=== Written request ===
Tally the lines of the data that include the word "true" and state the total, nothing else.

=== Data for this task ===
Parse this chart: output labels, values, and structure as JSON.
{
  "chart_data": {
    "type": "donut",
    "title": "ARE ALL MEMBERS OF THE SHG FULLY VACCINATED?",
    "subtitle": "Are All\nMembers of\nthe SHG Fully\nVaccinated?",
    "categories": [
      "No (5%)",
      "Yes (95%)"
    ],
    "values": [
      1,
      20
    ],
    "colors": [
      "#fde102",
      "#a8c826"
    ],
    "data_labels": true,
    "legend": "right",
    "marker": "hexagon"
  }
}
---
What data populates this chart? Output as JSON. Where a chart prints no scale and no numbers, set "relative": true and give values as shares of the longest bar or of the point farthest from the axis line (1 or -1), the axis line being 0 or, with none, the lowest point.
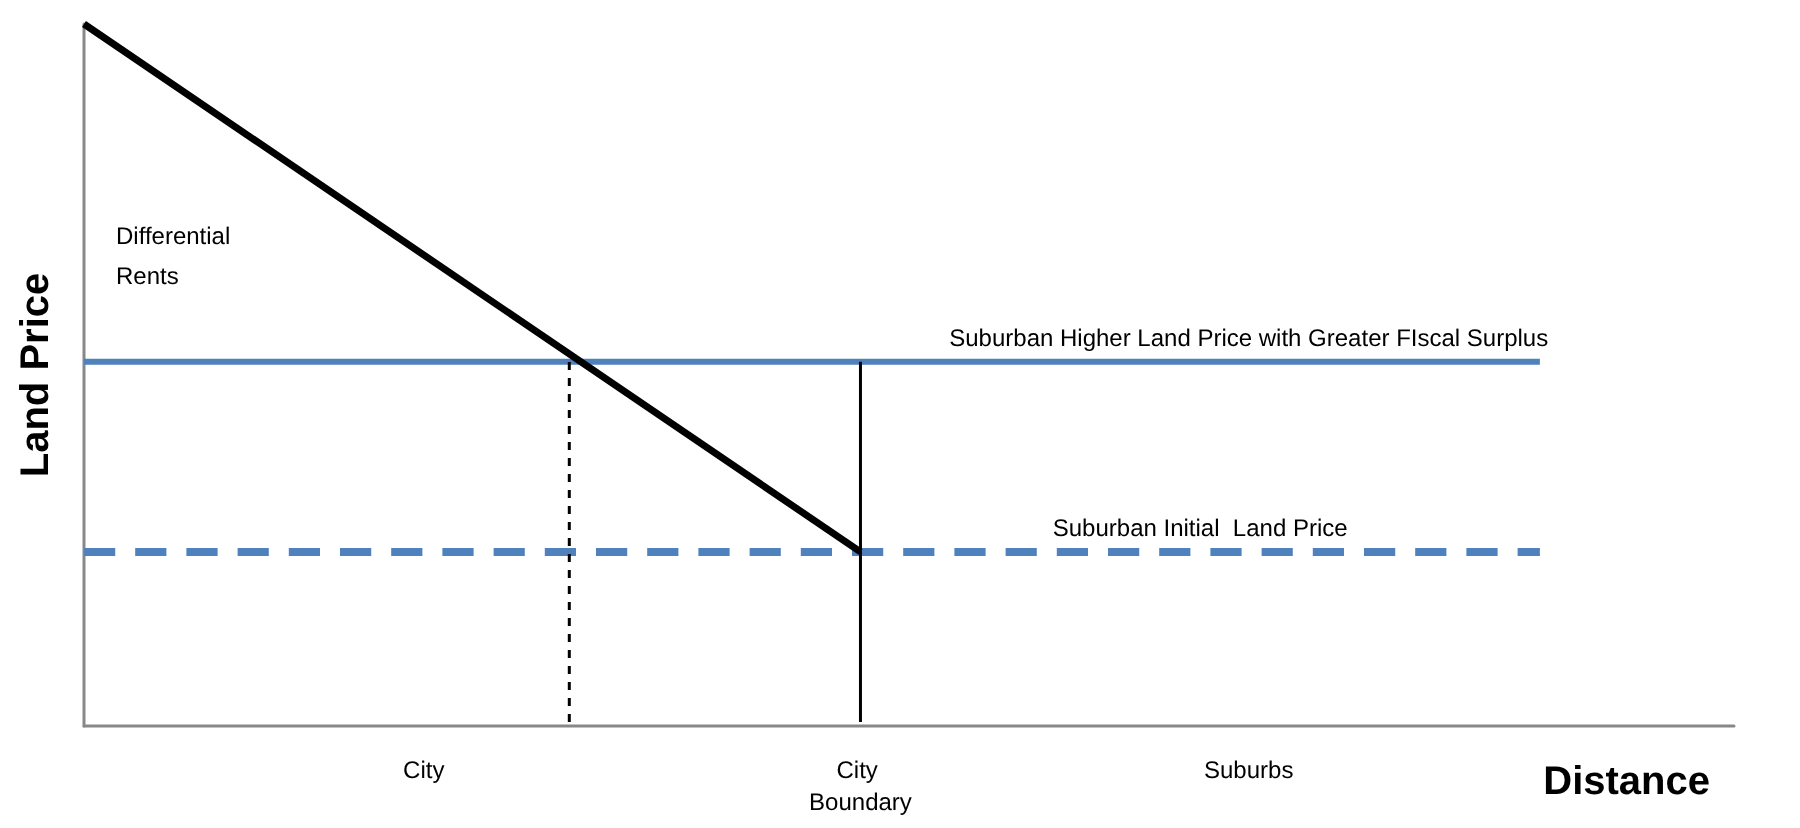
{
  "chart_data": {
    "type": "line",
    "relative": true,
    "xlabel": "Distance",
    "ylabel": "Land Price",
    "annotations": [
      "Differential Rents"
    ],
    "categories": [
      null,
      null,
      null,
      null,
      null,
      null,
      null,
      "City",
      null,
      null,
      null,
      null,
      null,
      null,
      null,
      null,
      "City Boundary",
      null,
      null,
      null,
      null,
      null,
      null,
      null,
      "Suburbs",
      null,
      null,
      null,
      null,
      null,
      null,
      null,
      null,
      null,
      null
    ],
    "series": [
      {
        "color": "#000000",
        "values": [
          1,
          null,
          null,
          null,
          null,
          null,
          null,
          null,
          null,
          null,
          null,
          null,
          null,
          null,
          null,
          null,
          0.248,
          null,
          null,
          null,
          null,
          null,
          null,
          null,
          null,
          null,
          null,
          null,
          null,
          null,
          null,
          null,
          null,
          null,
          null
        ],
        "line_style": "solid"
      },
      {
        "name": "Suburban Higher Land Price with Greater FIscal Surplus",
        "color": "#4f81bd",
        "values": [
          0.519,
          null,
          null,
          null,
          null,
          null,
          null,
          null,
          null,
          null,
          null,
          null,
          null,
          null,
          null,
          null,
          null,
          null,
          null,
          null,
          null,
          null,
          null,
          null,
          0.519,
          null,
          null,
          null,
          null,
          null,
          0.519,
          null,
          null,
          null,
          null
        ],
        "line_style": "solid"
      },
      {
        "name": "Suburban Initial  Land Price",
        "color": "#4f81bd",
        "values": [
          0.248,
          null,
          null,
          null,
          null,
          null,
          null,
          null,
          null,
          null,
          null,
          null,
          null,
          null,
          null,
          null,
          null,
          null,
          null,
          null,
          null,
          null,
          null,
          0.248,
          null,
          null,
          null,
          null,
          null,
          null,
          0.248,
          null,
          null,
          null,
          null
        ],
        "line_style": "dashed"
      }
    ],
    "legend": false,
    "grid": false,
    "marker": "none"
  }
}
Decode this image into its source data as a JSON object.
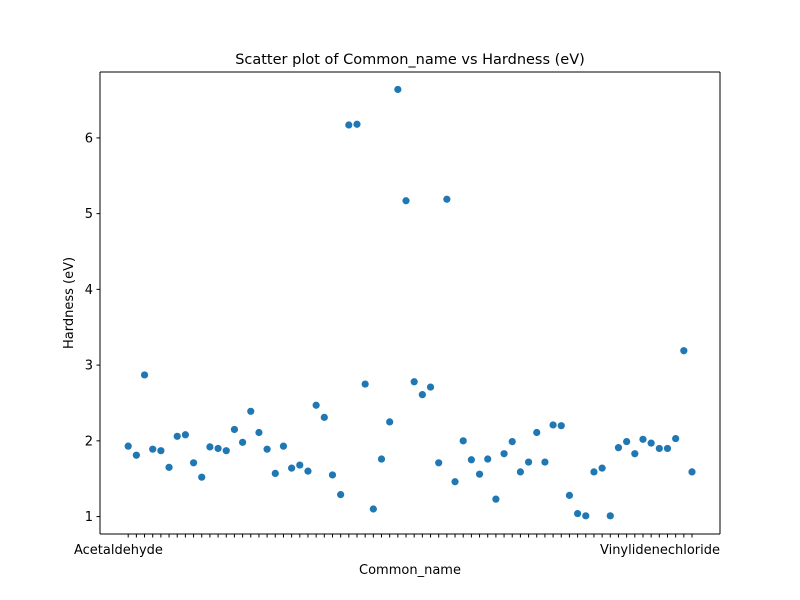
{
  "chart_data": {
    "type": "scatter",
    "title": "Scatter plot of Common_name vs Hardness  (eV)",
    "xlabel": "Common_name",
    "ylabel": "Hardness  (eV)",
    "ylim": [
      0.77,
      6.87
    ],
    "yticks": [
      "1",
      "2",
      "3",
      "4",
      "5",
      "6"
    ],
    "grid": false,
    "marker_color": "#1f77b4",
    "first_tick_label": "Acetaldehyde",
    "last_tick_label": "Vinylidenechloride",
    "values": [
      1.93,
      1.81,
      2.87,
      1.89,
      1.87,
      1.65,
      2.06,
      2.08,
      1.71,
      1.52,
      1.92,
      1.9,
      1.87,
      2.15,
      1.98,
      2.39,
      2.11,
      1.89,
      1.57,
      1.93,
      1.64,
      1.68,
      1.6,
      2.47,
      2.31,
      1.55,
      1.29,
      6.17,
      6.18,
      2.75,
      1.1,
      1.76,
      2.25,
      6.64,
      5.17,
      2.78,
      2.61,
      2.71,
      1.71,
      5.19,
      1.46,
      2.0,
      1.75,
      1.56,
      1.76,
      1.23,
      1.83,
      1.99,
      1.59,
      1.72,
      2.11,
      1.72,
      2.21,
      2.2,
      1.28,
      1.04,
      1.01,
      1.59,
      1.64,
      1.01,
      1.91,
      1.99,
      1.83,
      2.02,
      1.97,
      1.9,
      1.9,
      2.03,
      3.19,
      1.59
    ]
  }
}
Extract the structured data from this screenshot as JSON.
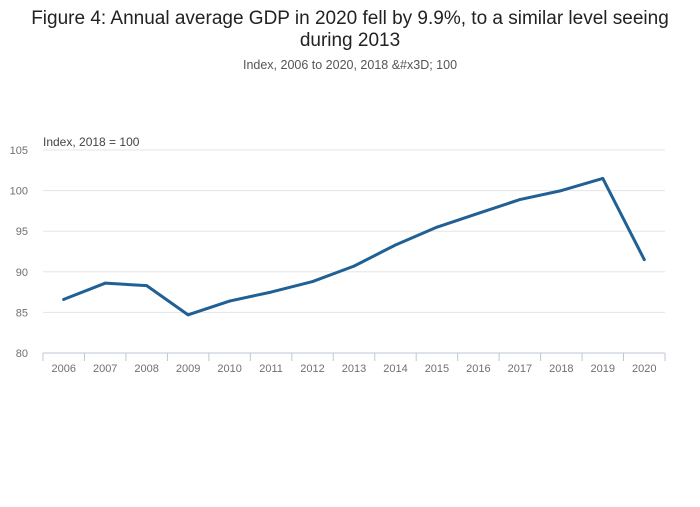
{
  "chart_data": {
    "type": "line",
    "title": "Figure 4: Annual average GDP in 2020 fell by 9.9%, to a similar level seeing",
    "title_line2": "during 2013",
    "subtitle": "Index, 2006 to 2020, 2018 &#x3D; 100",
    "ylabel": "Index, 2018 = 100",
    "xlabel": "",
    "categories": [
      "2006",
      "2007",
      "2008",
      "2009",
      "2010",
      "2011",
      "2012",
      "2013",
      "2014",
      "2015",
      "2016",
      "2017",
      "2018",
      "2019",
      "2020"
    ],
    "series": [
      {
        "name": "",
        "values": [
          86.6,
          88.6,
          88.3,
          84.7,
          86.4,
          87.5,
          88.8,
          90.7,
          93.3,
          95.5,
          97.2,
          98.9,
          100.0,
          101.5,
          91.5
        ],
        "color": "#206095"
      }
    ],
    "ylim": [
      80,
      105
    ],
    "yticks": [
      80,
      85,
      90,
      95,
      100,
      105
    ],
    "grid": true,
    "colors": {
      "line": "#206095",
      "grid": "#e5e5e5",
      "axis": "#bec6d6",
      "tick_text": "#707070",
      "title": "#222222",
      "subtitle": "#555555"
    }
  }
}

=== Result of this task ===
4